* [LISTED ENTRIES]:
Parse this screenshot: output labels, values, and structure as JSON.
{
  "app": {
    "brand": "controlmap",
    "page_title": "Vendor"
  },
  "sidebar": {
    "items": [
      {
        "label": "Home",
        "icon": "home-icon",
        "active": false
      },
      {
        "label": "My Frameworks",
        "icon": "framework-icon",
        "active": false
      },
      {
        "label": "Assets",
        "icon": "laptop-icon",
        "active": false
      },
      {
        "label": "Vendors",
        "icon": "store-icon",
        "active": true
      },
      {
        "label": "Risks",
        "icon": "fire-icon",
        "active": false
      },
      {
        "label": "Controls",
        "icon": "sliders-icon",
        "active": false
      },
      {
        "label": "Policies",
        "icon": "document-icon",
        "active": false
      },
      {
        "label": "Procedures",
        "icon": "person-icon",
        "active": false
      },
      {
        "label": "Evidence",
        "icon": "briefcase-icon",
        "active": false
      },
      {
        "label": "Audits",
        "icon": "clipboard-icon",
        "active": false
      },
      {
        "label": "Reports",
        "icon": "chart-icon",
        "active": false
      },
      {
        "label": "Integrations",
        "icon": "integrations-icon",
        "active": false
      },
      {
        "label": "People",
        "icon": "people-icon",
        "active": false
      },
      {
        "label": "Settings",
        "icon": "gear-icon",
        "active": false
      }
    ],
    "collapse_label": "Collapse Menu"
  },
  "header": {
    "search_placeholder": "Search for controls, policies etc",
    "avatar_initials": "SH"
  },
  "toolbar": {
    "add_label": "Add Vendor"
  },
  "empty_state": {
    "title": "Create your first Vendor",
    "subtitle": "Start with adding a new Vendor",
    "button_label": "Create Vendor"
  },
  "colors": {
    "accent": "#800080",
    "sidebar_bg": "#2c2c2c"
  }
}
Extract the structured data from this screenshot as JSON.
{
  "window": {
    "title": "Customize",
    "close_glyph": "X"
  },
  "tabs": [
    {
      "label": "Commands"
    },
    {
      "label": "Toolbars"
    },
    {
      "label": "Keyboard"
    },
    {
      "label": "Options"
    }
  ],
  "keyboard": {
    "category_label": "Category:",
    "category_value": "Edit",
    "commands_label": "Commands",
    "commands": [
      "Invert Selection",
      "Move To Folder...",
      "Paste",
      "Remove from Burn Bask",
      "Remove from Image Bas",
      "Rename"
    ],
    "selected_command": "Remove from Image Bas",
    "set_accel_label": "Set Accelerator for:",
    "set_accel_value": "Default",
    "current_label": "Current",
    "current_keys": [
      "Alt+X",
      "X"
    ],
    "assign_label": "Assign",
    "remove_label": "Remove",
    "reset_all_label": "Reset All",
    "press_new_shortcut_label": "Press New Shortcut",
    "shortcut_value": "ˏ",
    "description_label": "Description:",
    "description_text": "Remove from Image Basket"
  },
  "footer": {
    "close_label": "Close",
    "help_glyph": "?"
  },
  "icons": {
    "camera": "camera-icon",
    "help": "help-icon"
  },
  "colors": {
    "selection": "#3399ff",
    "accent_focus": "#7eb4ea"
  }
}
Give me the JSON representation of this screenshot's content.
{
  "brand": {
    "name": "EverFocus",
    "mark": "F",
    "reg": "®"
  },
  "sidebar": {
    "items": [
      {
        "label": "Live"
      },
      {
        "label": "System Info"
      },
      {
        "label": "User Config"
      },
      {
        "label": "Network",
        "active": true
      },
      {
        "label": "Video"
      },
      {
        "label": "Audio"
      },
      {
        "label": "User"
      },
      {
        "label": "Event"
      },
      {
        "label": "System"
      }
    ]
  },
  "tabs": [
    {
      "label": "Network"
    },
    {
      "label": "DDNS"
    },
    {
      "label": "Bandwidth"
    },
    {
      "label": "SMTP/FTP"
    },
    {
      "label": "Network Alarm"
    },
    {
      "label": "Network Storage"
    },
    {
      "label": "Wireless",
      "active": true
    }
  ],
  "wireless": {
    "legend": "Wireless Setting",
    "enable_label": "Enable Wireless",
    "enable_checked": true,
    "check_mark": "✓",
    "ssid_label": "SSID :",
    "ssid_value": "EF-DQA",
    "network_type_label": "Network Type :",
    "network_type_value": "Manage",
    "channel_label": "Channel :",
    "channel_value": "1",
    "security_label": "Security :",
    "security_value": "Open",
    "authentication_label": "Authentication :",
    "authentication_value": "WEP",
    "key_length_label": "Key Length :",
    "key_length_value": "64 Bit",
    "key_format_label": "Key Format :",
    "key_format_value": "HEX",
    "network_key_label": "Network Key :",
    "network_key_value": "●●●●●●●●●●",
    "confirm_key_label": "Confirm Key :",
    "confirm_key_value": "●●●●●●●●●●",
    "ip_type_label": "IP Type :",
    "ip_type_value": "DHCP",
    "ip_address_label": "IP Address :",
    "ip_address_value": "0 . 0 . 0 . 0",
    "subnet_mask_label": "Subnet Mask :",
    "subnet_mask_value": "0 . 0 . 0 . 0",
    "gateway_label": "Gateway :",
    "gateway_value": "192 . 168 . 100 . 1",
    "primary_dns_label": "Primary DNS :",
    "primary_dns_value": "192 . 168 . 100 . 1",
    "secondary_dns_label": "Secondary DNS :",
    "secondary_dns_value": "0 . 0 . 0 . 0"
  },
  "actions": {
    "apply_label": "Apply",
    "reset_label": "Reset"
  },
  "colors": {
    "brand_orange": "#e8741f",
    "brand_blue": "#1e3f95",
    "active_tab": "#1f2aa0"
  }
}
==
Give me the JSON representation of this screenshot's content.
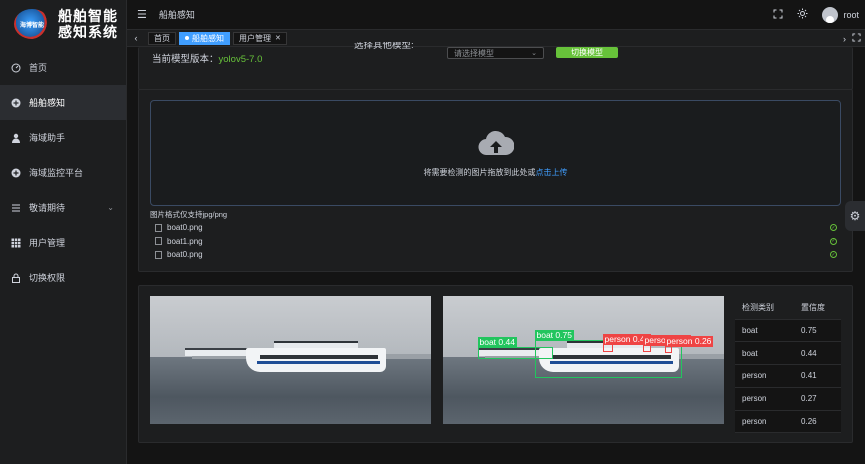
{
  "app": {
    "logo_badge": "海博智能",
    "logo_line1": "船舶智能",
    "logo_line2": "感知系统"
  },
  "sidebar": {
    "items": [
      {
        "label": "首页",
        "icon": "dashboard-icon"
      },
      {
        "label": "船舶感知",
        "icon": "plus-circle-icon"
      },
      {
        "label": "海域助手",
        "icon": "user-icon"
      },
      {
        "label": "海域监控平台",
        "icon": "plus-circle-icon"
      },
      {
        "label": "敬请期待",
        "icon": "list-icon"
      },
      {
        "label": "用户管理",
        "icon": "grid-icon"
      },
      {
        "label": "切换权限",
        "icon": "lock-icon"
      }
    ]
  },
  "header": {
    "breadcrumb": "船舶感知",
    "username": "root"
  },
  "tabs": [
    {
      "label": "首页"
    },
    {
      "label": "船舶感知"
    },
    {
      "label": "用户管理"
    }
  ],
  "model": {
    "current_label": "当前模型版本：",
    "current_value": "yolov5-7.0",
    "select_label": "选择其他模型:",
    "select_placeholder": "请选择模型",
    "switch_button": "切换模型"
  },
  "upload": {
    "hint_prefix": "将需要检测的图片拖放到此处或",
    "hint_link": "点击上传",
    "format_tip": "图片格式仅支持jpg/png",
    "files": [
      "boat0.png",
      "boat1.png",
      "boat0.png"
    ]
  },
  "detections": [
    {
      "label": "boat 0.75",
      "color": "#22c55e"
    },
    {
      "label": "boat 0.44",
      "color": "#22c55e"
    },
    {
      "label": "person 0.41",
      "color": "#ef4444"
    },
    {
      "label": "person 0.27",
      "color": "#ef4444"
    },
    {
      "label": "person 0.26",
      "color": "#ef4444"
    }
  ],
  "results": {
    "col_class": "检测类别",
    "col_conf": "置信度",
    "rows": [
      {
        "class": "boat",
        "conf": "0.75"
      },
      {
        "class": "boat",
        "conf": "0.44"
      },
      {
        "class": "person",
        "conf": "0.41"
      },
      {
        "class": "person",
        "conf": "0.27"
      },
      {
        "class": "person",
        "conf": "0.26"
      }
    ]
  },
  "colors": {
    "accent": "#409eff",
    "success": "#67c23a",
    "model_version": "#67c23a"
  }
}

* [GIVEN TASK]: In the entries above, find every line holding the word "JSON" and copy it out.

* [SOLUTION TO THE EXERCISE]:
Parse this screenshot: output labels, values, and structure as JSON.
Extract the structured data from this screenshot as JSON.
Give me the JSON representation of this screenshot's content.
Give me the JSON representation of this screenshot's content.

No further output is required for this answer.